§ INSTRUCTIONS FOR THE TASK: Take each line containing "about" and report it exactly as written.

--- start of INPUT MATERIAL ---

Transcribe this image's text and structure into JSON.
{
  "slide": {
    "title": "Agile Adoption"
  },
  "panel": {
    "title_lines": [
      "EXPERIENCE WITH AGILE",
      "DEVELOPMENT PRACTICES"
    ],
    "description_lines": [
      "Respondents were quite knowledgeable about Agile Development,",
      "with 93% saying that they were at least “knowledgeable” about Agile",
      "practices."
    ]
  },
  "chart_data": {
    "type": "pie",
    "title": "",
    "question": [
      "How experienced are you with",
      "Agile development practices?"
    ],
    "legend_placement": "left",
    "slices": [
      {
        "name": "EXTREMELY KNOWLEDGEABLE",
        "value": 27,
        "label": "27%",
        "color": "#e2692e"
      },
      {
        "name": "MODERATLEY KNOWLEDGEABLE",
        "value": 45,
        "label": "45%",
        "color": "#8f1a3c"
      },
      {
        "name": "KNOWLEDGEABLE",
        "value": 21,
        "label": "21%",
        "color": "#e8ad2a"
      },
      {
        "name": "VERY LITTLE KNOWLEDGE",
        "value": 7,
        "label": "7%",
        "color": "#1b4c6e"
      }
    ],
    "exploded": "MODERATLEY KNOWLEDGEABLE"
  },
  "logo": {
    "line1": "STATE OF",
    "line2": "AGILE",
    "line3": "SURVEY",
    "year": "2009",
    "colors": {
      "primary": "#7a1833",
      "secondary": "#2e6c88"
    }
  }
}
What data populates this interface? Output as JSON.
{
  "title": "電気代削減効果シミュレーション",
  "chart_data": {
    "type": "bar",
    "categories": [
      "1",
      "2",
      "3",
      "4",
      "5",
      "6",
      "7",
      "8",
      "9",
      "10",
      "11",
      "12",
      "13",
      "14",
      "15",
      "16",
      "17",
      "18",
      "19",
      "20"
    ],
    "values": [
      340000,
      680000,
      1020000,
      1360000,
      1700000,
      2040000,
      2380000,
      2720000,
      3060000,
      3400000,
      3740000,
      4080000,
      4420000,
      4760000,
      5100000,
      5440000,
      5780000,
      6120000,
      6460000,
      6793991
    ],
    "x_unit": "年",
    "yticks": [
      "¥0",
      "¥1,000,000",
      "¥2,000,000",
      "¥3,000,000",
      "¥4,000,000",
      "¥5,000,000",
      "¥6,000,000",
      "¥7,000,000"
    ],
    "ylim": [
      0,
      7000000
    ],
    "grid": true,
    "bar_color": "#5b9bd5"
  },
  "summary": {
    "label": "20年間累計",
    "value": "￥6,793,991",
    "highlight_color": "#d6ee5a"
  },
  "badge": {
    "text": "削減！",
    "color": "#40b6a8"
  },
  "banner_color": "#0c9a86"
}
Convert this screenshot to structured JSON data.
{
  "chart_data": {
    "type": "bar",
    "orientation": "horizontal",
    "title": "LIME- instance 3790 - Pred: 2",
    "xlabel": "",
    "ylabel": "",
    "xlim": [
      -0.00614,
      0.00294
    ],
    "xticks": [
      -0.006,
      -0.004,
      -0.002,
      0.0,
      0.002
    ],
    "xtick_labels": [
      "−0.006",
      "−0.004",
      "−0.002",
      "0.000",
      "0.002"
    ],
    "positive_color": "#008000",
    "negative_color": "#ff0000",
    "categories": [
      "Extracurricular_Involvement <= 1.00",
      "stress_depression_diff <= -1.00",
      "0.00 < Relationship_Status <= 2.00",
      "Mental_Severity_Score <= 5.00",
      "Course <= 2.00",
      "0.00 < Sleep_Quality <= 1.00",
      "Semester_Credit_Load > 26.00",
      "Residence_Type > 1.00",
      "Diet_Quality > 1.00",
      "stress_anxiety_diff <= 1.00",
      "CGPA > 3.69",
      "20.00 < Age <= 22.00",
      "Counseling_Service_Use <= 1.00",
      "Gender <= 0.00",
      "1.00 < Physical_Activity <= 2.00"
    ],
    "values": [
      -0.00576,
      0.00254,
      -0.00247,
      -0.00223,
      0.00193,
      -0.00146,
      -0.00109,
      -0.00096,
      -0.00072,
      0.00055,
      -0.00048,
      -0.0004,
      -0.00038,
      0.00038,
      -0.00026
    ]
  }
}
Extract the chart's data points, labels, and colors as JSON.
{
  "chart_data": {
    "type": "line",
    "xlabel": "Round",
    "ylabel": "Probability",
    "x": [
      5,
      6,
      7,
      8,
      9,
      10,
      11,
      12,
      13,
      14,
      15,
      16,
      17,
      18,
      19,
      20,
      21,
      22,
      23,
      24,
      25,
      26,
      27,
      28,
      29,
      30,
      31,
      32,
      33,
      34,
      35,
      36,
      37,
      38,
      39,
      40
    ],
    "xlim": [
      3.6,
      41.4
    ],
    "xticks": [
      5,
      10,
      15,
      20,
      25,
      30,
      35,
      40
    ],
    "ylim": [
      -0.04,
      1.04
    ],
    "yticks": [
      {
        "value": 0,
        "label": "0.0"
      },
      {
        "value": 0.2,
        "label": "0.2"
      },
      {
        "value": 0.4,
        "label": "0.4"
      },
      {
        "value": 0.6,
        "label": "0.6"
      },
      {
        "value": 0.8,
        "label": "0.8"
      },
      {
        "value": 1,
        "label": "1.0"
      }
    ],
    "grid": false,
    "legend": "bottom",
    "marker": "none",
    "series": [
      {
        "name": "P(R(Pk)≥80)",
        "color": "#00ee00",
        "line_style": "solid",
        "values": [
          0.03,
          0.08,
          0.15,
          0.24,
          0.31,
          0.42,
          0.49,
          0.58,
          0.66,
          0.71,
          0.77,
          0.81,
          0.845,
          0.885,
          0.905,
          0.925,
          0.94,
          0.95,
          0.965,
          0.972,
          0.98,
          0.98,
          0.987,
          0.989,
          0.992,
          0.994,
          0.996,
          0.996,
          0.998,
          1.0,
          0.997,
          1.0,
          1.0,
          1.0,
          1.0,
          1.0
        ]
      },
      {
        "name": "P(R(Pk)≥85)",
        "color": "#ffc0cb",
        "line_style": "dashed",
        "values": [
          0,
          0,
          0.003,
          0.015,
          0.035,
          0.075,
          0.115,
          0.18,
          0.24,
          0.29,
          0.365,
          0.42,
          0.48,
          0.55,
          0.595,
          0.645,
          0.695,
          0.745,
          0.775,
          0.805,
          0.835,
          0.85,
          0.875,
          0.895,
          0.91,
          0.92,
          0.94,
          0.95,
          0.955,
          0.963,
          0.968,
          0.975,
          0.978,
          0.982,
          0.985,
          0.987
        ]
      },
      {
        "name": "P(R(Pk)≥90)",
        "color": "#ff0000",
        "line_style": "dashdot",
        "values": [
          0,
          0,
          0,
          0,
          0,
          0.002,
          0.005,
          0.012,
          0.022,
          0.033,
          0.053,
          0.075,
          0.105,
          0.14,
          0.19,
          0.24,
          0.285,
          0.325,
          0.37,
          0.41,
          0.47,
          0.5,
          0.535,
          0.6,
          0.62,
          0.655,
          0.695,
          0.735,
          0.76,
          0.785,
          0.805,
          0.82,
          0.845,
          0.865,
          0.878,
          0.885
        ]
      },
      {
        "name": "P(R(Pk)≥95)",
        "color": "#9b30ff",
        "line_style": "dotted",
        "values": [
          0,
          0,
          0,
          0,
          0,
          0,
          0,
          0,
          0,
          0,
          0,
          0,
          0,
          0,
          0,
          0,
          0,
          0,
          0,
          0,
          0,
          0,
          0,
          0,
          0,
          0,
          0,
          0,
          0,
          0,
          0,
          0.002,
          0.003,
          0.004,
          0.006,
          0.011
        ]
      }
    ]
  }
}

--- end of INPUT MATERIAL ---

§ ANSWER BELOW:
      "Respondents were quite knowledgeable about Agile Development,",
      "with 93% saying that they were at least “knowledgeable” about Agile",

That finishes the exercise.